▶ **SHORT EXERCISE**: Count how many lines below include the string "другому", and give that number without anything else.

▶ **DATA FOR THIS EXERCISE**:
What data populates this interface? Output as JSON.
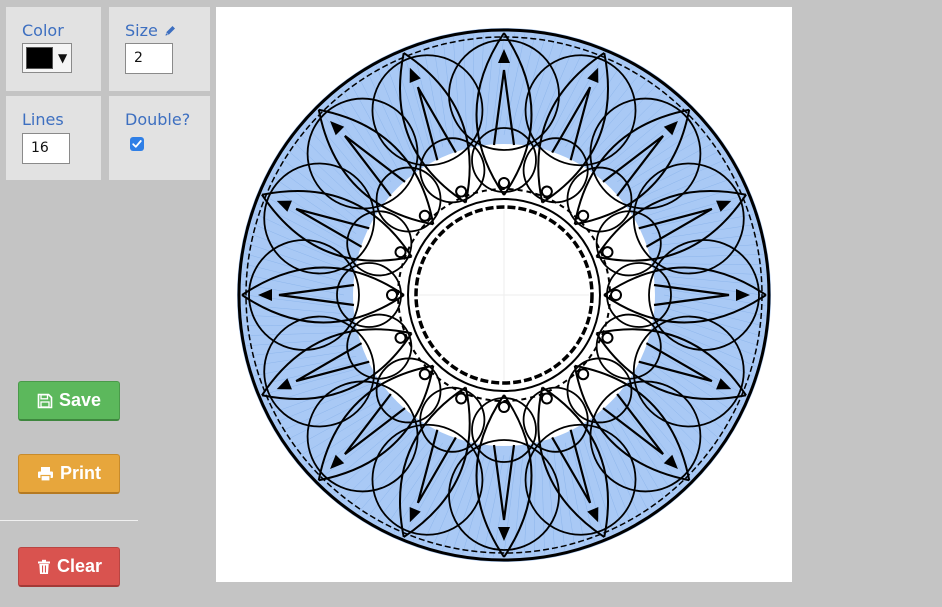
{
  "controls": {
    "color": {
      "label": "Color",
      "value": "#000000",
      "dropdown_icon": "caret-down-icon"
    },
    "size": {
      "label": "Size",
      "icon": "pencil-icon",
      "value": "2"
    },
    "lines": {
      "label": "Lines",
      "value": "16"
    },
    "double": {
      "label": "Double?",
      "checked": true
    }
  },
  "actions": {
    "save": {
      "label": "Save",
      "icon": "floppy-disk-icon",
      "color": "#5cb85c"
    },
    "print": {
      "label": "Print",
      "icon": "printer-icon",
      "color": "#e7a63c"
    },
    "clear": {
      "label": "Clear",
      "icon": "trash-icon",
      "color": "#d9534f"
    }
  },
  "canvas": {
    "stroke_color": "#000000",
    "fill_color": "#a9c9f5",
    "symmetry_lines": 16
  }
}
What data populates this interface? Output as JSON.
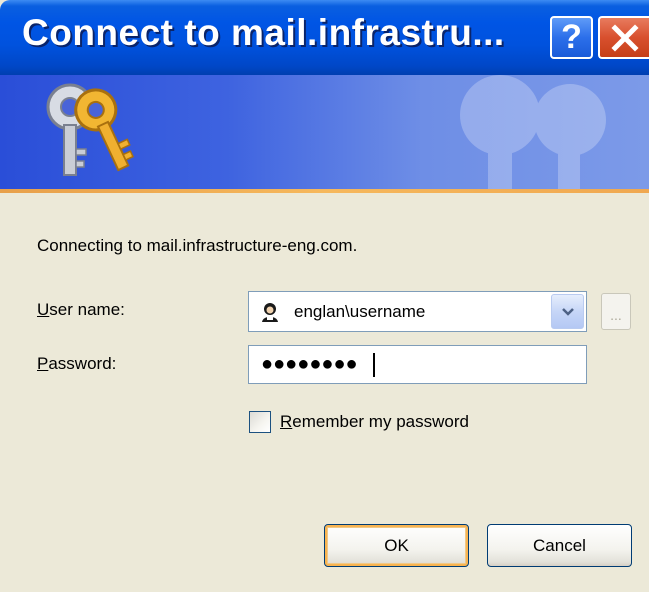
{
  "window": {
    "title": "Connect to mail.infrastru...",
    "help_label": "?",
    "close_label": "✕"
  },
  "banner": {
    "icon": "keys-icon"
  },
  "body": {
    "connecting_text": "Connecting to mail.infrastructure-eng.com."
  },
  "form": {
    "username_label_accel": "U",
    "username_label_rest": "ser name:",
    "username_value": "englan\\username",
    "password_label_accel": "P",
    "password_label_rest": "assword:",
    "password_mask": "●●●●●●●●",
    "browse_label": "...",
    "remember_accel": "R",
    "remember_rest": "emember my password",
    "remember_checked": false
  },
  "buttons": {
    "ok_label": "OK",
    "cancel_label": "Cancel"
  },
  "colors": {
    "titlebar": "#0055E5",
    "dialog_bg": "#ECE9D8",
    "accent_stripe": "#F6B85C"
  }
}
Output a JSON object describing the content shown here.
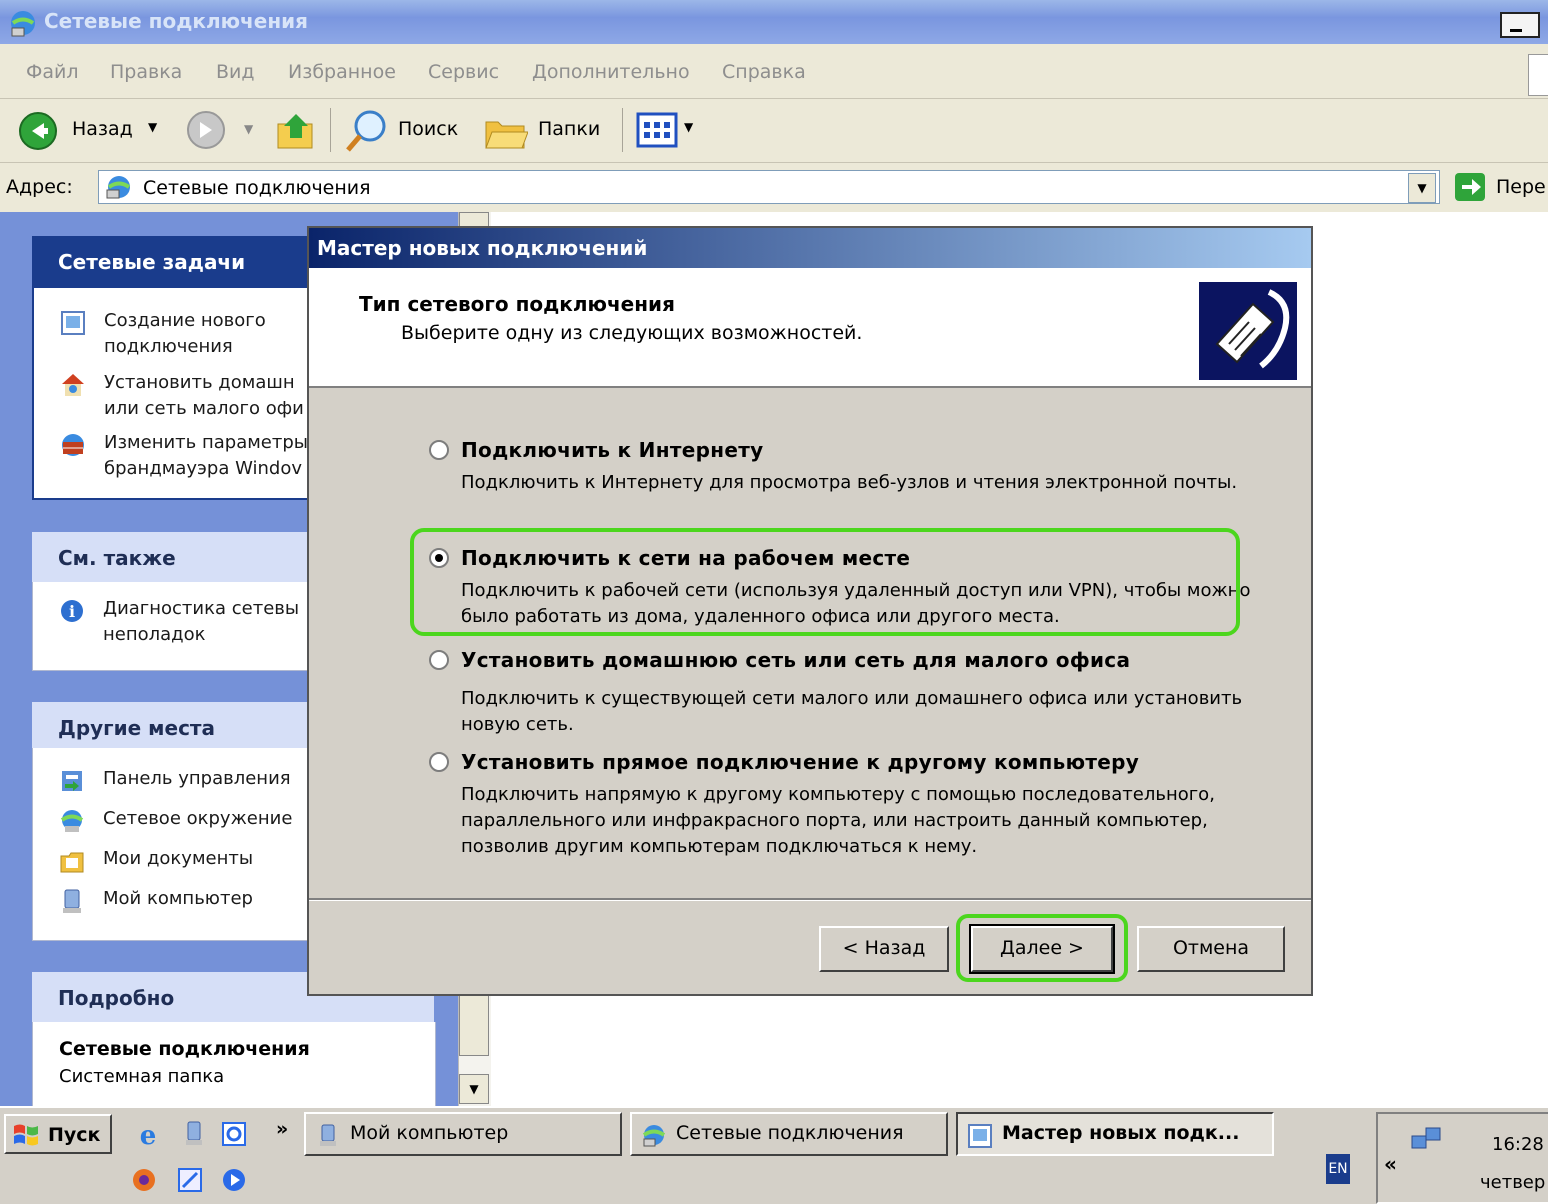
{
  "window": {
    "title": "Сетевые подключения"
  },
  "menubar": [
    "Файл",
    "Правка",
    "Вид",
    "Избранное",
    "Сервис",
    "Дополнительно",
    "Справка"
  ],
  "toolbar": {
    "back": "Назад",
    "search": "Поиск",
    "folders": "Папки"
  },
  "address": {
    "label": "Адрес:",
    "value": "Сетевые подключения",
    "go": "Пере"
  },
  "panes": {
    "tasks": {
      "title": "Сетевые задачи",
      "items": [
        "Создание нового",
        "подключения",
        "Установить домашн",
        "или сеть малого офи",
        "Изменить параметры",
        "брандмауэра Windov"
      ]
    },
    "see_also": {
      "title": "См. также",
      "items": [
        "Диагностика сетевы",
        "неполадок"
      ]
    },
    "other": {
      "title": "Другие места",
      "items": [
        "Панель управления",
        "Сетевое окружение",
        "Мои документы",
        "Мой компьютер"
      ]
    },
    "details": {
      "title": "Подробно",
      "name": "Сетевые подключения",
      "type": "Системная папка"
    }
  },
  "dialog": {
    "title": "Мастер новых подключений",
    "header_title": "Тип сетевого подключения",
    "header_sub": "Выберите одну из следующих возможностей.",
    "options": [
      {
        "title": "Подключить к Интернету",
        "desc": "Подключить к Интернету для просмотра веб-узлов и чтения  электронной почты.",
        "selected": false
      },
      {
        "title": "Подключить к сети на рабочем месте",
        "desc": "Подключить к рабочей сети (используя удаленный доступ или VPN), чтобы можно было работать из дома, удаленного офиса или другого места.",
        "selected": true
      },
      {
        "title": "Установить домашнюю сеть или сеть для малого офиса",
        "desc": "Подключить к существующей сети малого или домашнего офиса или установить новую сеть.",
        "selected": false
      },
      {
        "title": "Установить прямое подключение к другому компьютеру",
        "desc": "Подключить напрямую к другому компьютеру с помощью последовательного, параллельного или инфракрасного порта, или настроить данный компьютер, позволив другим  компьютерам подключаться к нему.",
        "selected": false
      }
    ],
    "buttons": {
      "back": "< Назад",
      "next": "Далее >",
      "cancel": "Отмена"
    }
  },
  "taskbar": {
    "start": "Пуск",
    "more": "»",
    "tasks": [
      "Мой компьютер",
      "Сетевые подключения",
      "Мастер новых подк..."
    ],
    "lang": "EN",
    "tray_arrow": "«",
    "time": "16:28",
    "day": "четвер"
  },
  "colors": {
    "highlight": "#4cd61e",
    "dialog_title_start": "#0a246a",
    "dialog_title_end": "#a6caf0"
  }
}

▶ **COMPLETED TASK**: 2